++++ RECORDS FOR PROCESSING
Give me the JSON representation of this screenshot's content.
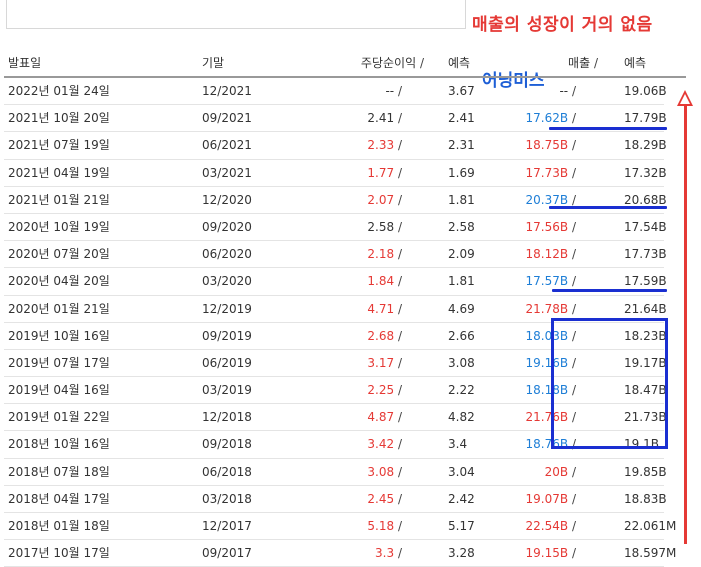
{
  "annotations": {
    "headline": "매출의 성장이 거의 없음",
    "earnings_miss": "어닝미스",
    "colors": {
      "red": "#e53935",
      "blue_annotation": "#1a2fd1",
      "blue_value": "#1e7ed6"
    }
  },
  "table": {
    "headers": {
      "date": "발표일",
      "period": "기말",
      "eps": "주당순이익",
      "eps_sep": "/",
      "eps_est": "예측",
      "revenue": "매출",
      "rev_sep": "/",
      "rev_est": "예측"
    },
    "rows": [
      {
        "date": "2022년 01월 24일",
        "period": "12/2021",
        "eps": "--",
        "eps_color": "neutral",
        "eps_est": "3.67",
        "rev": "--",
        "rev_color": "neutral",
        "rev_est": "19.06B"
      },
      {
        "date": "2021년 10월 20일",
        "period": "09/2021",
        "eps": "2.41",
        "eps_color": "neutral",
        "eps_est": "2.41",
        "rev": "17.62B",
        "rev_color": "blue",
        "rev_est": "17.79B"
      },
      {
        "date": "2021년 07월 19일",
        "period": "06/2021",
        "eps": "2.33",
        "eps_color": "red",
        "eps_est": "2.31",
        "rev": "18.75B",
        "rev_color": "red",
        "rev_est": "18.29B"
      },
      {
        "date": "2021년 04월 19일",
        "period": "03/2021",
        "eps": "1.77",
        "eps_color": "red",
        "eps_est": "1.69",
        "rev": "17.73B",
        "rev_color": "red",
        "rev_est": "17.32B"
      },
      {
        "date": "2021년 01월 21일",
        "period": "12/2020",
        "eps": "2.07",
        "eps_color": "red",
        "eps_est": "1.81",
        "rev": "20.37B",
        "rev_color": "blue",
        "rev_est": "20.68B"
      },
      {
        "date": "2020년 10월 19일",
        "period": "09/2020",
        "eps": "2.58",
        "eps_color": "neutral",
        "eps_est": "2.58",
        "rev": "17.56B",
        "rev_color": "red",
        "rev_est": "17.54B"
      },
      {
        "date": "2020년 07월 20일",
        "period": "06/2020",
        "eps": "2.18",
        "eps_color": "red",
        "eps_est": "2.09",
        "rev": "18.12B",
        "rev_color": "red",
        "rev_est": "17.73B"
      },
      {
        "date": "2020년 04월 20일",
        "period": "03/2020",
        "eps": "1.84",
        "eps_color": "red",
        "eps_est": "1.81",
        "rev": "17.57B",
        "rev_color": "blue",
        "rev_est": "17.59B"
      },
      {
        "date": "2020년 01월 21일",
        "period": "12/2019",
        "eps": "4.71",
        "eps_color": "red",
        "eps_est": "4.69",
        "rev": "21.78B",
        "rev_color": "red",
        "rev_est": "21.64B"
      },
      {
        "date": "2019년 10월 16일",
        "period": "09/2019",
        "eps": "2.68",
        "eps_color": "red",
        "eps_est": "2.66",
        "rev": "18.03B",
        "rev_color": "blue",
        "rev_est": "18.23B"
      },
      {
        "date": "2019년 07월 17일",
        "period": "06/2019",
        "eps": "3.17",
        "eps_color": "red",
        "eps_est": "3.08",
        "rev": "19.16B",
        "rev_color": "blue",
        "rev_est": "19.17B"
      },
      {
        "date": "2019년 04월 16일",
        "period": "03/2019",
        "eps": "2.25",
        "eps_color": "red",
        "eps_est": "2.22",
        "rev": "18.18B",
        "rev_color": "blue",
        "rev_est": "18.47B"
      },
      {
        "date": "2019년 01월 22일",
        "period": "12/2018",
        "eps": "4.87",
        "eps_color": "red",
        "eps_est": "4.82",
        "rev": "21.76B",
        "rev_color": "red",
        "rev_est": "21.73B"
      },
      {
        "date": "2018년 10월 16일",
        "period": "09/2018",
        "eps": "3.42",
        "eps_color": "red",
        "eps_est": "3.4",
        "rev": "18.76B",
        "rev_color": "blue",
        "rev_est": "19.1B"
      },
      {
        "date": "2018년 07월 18일",
        "period": "06/2018",
        "eps": "3.08",
        "eps_color": "red",
        "eps_est": "3.04",
        "rev": "20B",
        "rev_color": "red",
        "rev_est": "19.85B"
      },
      {
        "date": "2018년 04월 17일",
        "period": "03/2018",
        "eps": "2.45",
        "eps_color": "red",
        "eps_est": "2.42",
        "rev": "19.07B",
        "rev_color": "red",
        "rev_est": "18.83B"
      },
      {
        "date": "2018년 01월 18일",
        "period": "12/2017",
        "eps": "5.18",
        "eps_color": "red",
        "eps_est": "5.17",
        "rev": "22.54B",
        "rev_color": "red",
        "rev_est": "22.061M"
      },
      {
        "date": "2017년 10월 17일",
        "period": "09/2017",
        "eps": "3.3",
        "eps_color": "red",
        "eps_est": "3.28",
        "rev": "19.15B",
        "rev_color": "red",
        "rev_est": "18.597M"
      }
    ]
  }
}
++++++++
EXERCISE. Output every entry exactly as given; pictures are not part of the copy.

FULL ANSWER.
Give me the JSON representation of this screenshot's content.
{
  "annotations": {
    "headline": "매출의 성장이 거의 없음",
    "earnings_miss": "어닝미스",
    "colors": {
      "red": "#e53935",
      "blue_annotation": "#1a2fd1",
      "blue_value": "#1e7ed6"
    }
  },
  "table": {
    "headers": {
      "date": "발표일",
      "period": "기말",
      "eps": "주당순이익",
      "eps_sep": "/",
      "eps_est": "예측",
      "revenue": "매출",
      "rev_sep": "/",
      "rev_est": "예측"
    },
    "rows": [
      {
        "date": "2022년 01월 24일",
        "period": "12/2021",
        "eps": "--",
        "eps_color": "neutral",
        "eps_est": "3.67",
        "rev": "--",
        "rev_color": "neutral",
        "rev_est": "19.06B"
      },
      {
        "date": "2021년 10월 20일",
        "period": "09/2021",
        "eps": "2.41",
        "eps_color": "neutral",
        "eps_est": "2.41",
        "rev": "17.62B",
        "rev_color": "blue",
        "rev_est": "17.79B"
      },
      {
        "date": "2021년 07월 19일",
        "period": "06/2021",
        "eps": "2.33",
        "eps_color": "red",
        "eps_est": "2.31",
        "rev": "18.75B",
        "rev_color": "red",
        "rev_est": "18.29B"
      },
      {
        "date": "2021년 04월 19일",
        "period": "03/2021",
        "eps": "1.77",
        "eps_color": "red",
        "eps_est": "1.69",
        "rev": "17.73B",
        "rev_color": "red",
        "rev_est": "17.32B"
      },
      {
        "date": "2021년 01월 21일",
        "period": "12/2020",
        "eps": "2.07",
        "eps_color": "red",
        "eps_est": "1.81",
        "rev": "20.37B",
        "rev_color": "blue",
        "rev_est": "20.68B"
      },
      {
        "date": "2020년 10월 19일",
        "period": "09/2020",
        "eps": "2.58",
        "eps_color": "neutral",
        "eps_est": "2.58",
        "rev": "17.56B",
        "rev_color": "red",
        "rev_est": "17.54B"
      },
      {
        "date": "2020년 07월 20일",
        "period": "06/2020",
        "eps": "2.18",
        "eps_color": "red",
        "eps_est": "2.09",
        "rev": "18.12B",
        "rev_color": "red",
        "rev_est": "17.73B"
      },
      {
        "date": "2020년 04월 20일",
        "period": "03/2020",
        "eps": "1.84",
        "eps_color": "red",
        "eps_est": "1.81",
        "rev": "17.57B",
        "rev_color": "blue",
        "rev_est": "17.59B"
      },
      {
        "date": "2020년 01월 21일",
        "period": "12/2019",
        "eps": "4.71",
        "eps_color": "red",
        "eps_est": "4.69",
        "rev": "21.78B",
        "rev_color": "red",
        "rev_est": "21.64B"
      },
      {
        "date": "2019년 10월 16일",
        "period": "09/2019",
        "eps": "2.68",
        "eps_color": "red",
        "eps_est": "2.66",
        "rev": "18.03B",
        "rev_color": "blue",
        "rev_est": "18.23B"
      },
      {
        "date": "2019년 07월 17일",
        "period": "06/2019",
        "eps": "3.17",
        "eps_color": "red",
        "eps_est": "3.08",
        "rev": "19.16B",
        "rev_color": "blue",
        "rev_est": "19.17B"
      },
      {
        "date": "2019년 04월 16일",
        "period": "03/2019",
        "eps": "2.25",
        "eps_color": "red",
        "eps_est": "2.22",
        "rev": "18.18B",
        "rev_color": "blue",
        "rev_est": "18.47B"
      },
      {
        "date": "2019년 01월 22일",
        "period": "12/2018",
        "eps": "4.87",
        "eps_color": "red",
        "eps_est": "4.82",
        "rev": "21.76B",
        "rev_color": "red",
        "rev_est": "21.73B"
      },
      {
        "date": "2018년 10월 16일",
        "period": "09/2018",
        "eps": "3.42",
        "eps_color": "red",
        "eps_est": "3.4",
        "rev": "18.76B",
        "rev_color": "blue",
        "rev_est": "19.1B"
      },
      {
        "date": "2018년 07월 18일",
        "period": "06/2018",
        "eps": "3.08",
        "eps_color": "red",
        "eps_est": "3.04",
        "rev": "20B",
        "rev_color": "red",
        "rev_est": "19.85B"
      },
      {
        "date": "2018년 04월 17일",
        "period": "03/2018",
        "eps": "2.45",
        "eps_color": "red",
        "eps_est": "2.42",
        "rev": "19.07B",
        "rev_color": "red",
        "rev_est": "18.83B"
      },
      {
        "date": "2018년 01월 18일",
        "period": "12/2017",
        "eps": "5.18",
        "eps_color": "red",
        "eps_est": "5.17",
        "rev": "22.54B",
        "rev_color": "red",
        "rev_est": "22.061M"
      },
      {
        "date": "2017년 10월 17일",
        "period": "09/2017",
        "eps": "3.3",
        "eps_color": "red",
        "eps_est": "3.28",
        "rev": "19.15B",
        "rev_color": "red",
        "rev_est": "18.597M"
      }
    ]
  }
}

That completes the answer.